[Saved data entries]
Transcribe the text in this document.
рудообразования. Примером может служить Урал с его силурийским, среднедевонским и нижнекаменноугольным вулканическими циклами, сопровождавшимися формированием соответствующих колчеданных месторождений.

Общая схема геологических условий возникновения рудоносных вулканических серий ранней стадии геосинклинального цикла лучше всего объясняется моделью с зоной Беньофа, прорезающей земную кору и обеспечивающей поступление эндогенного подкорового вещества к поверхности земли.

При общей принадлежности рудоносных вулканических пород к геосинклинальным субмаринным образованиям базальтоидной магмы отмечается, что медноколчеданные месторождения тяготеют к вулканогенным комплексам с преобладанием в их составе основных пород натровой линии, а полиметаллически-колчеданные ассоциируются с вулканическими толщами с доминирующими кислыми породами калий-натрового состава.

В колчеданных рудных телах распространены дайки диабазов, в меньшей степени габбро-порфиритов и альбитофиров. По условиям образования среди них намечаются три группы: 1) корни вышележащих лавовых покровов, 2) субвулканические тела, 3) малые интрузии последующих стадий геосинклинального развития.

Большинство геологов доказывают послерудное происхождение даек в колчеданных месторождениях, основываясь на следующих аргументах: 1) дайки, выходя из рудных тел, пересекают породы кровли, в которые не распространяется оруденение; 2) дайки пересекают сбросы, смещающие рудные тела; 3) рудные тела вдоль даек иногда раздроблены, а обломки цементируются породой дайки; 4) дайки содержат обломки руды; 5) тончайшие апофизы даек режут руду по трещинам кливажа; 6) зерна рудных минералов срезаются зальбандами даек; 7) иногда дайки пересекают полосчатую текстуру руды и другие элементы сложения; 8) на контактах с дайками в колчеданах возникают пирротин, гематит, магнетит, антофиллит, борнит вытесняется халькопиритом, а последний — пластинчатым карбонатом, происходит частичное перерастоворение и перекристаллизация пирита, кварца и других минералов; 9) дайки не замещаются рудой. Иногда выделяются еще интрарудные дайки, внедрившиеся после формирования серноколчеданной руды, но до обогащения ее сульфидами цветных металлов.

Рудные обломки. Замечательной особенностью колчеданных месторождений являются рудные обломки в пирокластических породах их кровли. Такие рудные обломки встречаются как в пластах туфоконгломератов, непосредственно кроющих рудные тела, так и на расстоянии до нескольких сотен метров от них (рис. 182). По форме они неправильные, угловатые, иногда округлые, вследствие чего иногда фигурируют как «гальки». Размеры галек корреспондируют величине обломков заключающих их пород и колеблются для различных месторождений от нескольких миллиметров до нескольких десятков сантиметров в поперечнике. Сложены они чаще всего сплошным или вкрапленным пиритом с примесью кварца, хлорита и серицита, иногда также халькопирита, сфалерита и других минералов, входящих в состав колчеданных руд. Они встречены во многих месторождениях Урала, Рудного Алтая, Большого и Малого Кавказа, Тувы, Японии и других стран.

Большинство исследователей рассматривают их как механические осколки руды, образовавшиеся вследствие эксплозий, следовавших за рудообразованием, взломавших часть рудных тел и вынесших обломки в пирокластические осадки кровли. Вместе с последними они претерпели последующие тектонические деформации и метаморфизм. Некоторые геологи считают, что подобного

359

[PROBLEM TO SOLVE] Go through the listing above and restate it word for word.

[CORRECT ANSWER]
Transcribe the text in this document.
рудообразования. Примером может служить Урал с его силурийским, среднедевонским и нижнекаменноугольным вулканическими циклами, сопровождавшимися формированием соответствующих колчеданных месторождений.

Общая схема геологических условий возникновения рудоносных вулканических серий ранней стадии геосинклинального цикла лучше всего объясняется моделью с зоной Беньофа, прорезающей земную кору и обеспечивающей поступление эндогенного подкорового вещества к поверхности земли.

При общей принадлежности рудоносных вулканических пород к геосинклинальным субмаринным образованиям базальтоидной магмы отмечается, что медноколчеданные месторождения тяготеют к вулканогенным комплексам с преобладанием в их составе основных пород натровой линии, а полиметаллически-колчеданные ассоциируются с вулканическими толщами с доминирующими кислыми породами калий-натрового состава.

В колчеданных рудных телах распространены дайки диабазов, в меньшей степени габбро-порфиритов и альбитофиров. По условиям образования среди них намечаются три группы: 1) корни вышележащих лавовых покровов, 2) субвулканические тела, 3) малые интрузии последующих стадий геосинклинального развития.

Большинство геологов доказывают послерудное происхождение даек в колчеданных месторождениях, основываясь на следующих аргументах: 1) дайки, выходя из рудных тел, пересекают породы кровли, в которые не распространяется оруденение; 2) дайки пересекают сбросы, смещающие рудные тела; 3) рудные тела вдоль даек иногда раздроблены, а обломки цементируются породой дайки; 4) дайки содержат обломки руды; 5) тончайшие апофизы даек режут руду по трещинам кливажа; 6) зерна рудных минералов срезаются зальбандами даек; 7) иногда дайки пересекают полосчатую текстуру руды и другие элементы сложения; 8) на контактах с дайками в колчеданах возникают пирротин, гематит, магнетит, антофиллит, борнит вытесняется халькопиритом, а последний — пластинчатым карбонатом, происходит частичное перерастоворение и перекристаллизация пирита, кварца и других минералов; 9) дайки не замещаются рудой. Иногда выделяются еще интрарудные дайки, внедрившиеся после формирования серноколчеданной руды, но до обогащения ее сульфидами цветных металлов.

Рудные обломки. Замечательной особенностью колчеданных месторождений являются рудные обломки в пирокластических породах их кровли. Такие рудные обломки встречаются как в пластах туфоконгломератов, непосредственно кроющих рудные тела, так и на расстоянии до нескольких сотен метров от них (рис. 182). По форме они неправильные, угловатые, иногда округлые, вследствие чего иногда фигурируют как «гальки». Размеры галек корреспондируют величине обломков заключающих их пород и колеблются для различных месторождений от нескольких миллиметров до нескольких десятков сантиметров в поперечнике. Сложены они чаще всего сплошным или вкрапленным пиритом с примесью кварца, хлорита и серицита, иногда также халькопирита, сфалерита и других минералов, входящих в состав колчеданных руд. Они встречены во многих месторождениях Урала, Рудного Алтая, Большого и Малого Кавказа, Тувы, Японии и других стран.

Большинство исследователей рассматривают их как механические осколки руды, образовавшиеся вследствие эксплозий, следовавших за рудообразованием, взломавших часть рудных тел и вынесших обломки в пирокластические осадки кровли. Вместе с последними они претерпели последующие тектонические деформации и метаморфизм. Некоторые геологи считают, что подобного

359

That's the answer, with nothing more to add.